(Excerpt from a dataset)
********************

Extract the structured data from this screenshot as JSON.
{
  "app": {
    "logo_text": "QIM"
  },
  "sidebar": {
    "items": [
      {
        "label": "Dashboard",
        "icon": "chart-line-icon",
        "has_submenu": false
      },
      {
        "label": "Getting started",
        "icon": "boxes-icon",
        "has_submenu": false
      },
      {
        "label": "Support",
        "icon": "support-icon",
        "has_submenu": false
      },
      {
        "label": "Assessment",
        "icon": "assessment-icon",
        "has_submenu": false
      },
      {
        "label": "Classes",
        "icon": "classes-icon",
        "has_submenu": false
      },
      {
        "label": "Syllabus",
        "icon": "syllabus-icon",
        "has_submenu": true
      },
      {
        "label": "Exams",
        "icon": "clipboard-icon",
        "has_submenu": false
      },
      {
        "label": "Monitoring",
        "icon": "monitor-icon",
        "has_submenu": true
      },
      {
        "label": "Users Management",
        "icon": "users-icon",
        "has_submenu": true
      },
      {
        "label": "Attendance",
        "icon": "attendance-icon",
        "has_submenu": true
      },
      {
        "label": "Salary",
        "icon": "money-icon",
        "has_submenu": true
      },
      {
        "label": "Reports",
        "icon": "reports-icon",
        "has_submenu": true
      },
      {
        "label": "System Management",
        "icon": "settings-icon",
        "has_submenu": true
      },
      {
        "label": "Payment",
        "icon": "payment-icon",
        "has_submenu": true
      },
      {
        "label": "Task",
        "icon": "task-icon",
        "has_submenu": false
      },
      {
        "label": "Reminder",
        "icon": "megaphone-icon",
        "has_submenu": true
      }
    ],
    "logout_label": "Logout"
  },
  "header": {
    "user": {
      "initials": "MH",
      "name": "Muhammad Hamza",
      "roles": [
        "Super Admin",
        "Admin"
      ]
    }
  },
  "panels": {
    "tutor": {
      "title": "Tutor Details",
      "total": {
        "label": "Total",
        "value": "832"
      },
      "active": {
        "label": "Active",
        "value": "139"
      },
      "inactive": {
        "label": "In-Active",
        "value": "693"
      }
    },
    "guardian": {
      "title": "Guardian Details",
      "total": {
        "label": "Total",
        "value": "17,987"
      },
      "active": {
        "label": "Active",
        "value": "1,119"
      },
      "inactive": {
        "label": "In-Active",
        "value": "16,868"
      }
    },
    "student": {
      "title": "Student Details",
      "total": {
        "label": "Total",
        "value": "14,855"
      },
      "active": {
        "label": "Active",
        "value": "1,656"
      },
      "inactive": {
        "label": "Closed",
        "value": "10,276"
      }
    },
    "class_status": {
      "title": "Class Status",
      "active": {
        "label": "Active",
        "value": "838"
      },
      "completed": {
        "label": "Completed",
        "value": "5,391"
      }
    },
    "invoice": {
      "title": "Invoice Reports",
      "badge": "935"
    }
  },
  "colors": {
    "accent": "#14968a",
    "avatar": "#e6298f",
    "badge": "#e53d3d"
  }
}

********************

-- Task brief --
Quote each line above in full, word for word.

-- Written answer --
Extract the structured data from this screenshot as JSON.
{
  "app": {
    "logo_text": "QIM"
  },
  "sidebar": {
    "items": [
      {
        "label": "Dashboard",
        "icon": "chart-line-icon",
        "has_submenu": false
      },
      {
        "label": "Getting started",
        "icon": "boxes-icon",
        "has_submenu": false
      },
      {
        "label": "Support",
        "icon": "support-icon",
        "has_submenu": false
      },
      {
        "label": "Assessment",
        "icon": "assessment-icon",
        "has_submenu": false
      },
      {
        "label": "Classes",
        "icon": "classes-icon",
        "has_submenu": false
      },
      {
        "label": "Syllabus",
        "icon": "syllabus-icon",
        "has_submenu": true
      },
      {
        "label": "Exams",
        "icon": "clipboard-icon",
        "has_submenu": false
      },
      {
        "label": "Monitoring",
        "icon": "monitor-icon",
        "has_submenu": true
      },
      {
        "label": "Users Management",
        "icon": "users-icon",
        "has_submenu": true
      },
      {
        "label": "Attendance",
        "icon": "attendance-icon",
        "has_submenu": true
      },
      {
        "label": "Salary",
        "icon": "money-icon",
        "has_submenu": true
      },
      {
        "label": "Reports",
        "icon": "reports-icon",
        "has_submenu": true
      },
      {
        "label": "System Management",
        "icon": "settings-icon",
        "has_submenu": true
      },
      {
        "label": "Payment",
        "icon": "payment-icon",
        "has_submenu": true
      },
      {
        "label": "Task",
        "icon": "task-icon",
        "has_submenu": false
      },
      {
        "label": "Reminder",
        "icon": "megaphone-icon",
        "has_submenu": true
      }
    ],
    "logout_label": "Logout"
  },
  "header": {
    "user": {
      "initials": "MH",
      "name": "Muhammad Hamza",
      "roles": [
        "Super Admin",
        "Admin"
      ]
    }
  },
  "panels": {
    "tutor": {
      "title": "Tutor Details",
      "total": {
        "label": "Total",
        "value": "832"
      },
      "active": {
        "label": "Active",
        "value": "139"
      },
      "inactive": {
        "label": "In-Active",
        "value": "693"
      }
    },
    "guardian": {
      "title": "Guardian Details",
      "total": {
        "label": "Total",
        "value": "17,987"
      },
      "active": {
        "label": "Active",
        "value": "1,119"
      },
      "inactive": {
        "label": "In-Active",
        "value": "16,868"
      }
    },
    "student": {
      "title": "Student Details",
      "total": {
        "label": "Total",
        "value": "14,855"
      },
      "active": {
        "label": "Active",
        "value": "1,656"
      },
      "inactive": {
        "label": "Closed",
        "value": "10,276"
      }
    },
    "class_status": {
      "title": "Class Status",
      "active": {
        "label": "Active",
        "value": "838"
      },
      "completed": {
        "label": "Completed",
        "value": "5,391"
      }
    },
    "invoice": {
      "title": "Invoice Reports",
      "badge": "935"
    }
  },
  "colors": {
    "accent": "#14968a",
    "avatar": "#e6298f",
    "badge": "#e53d3d"
  }
}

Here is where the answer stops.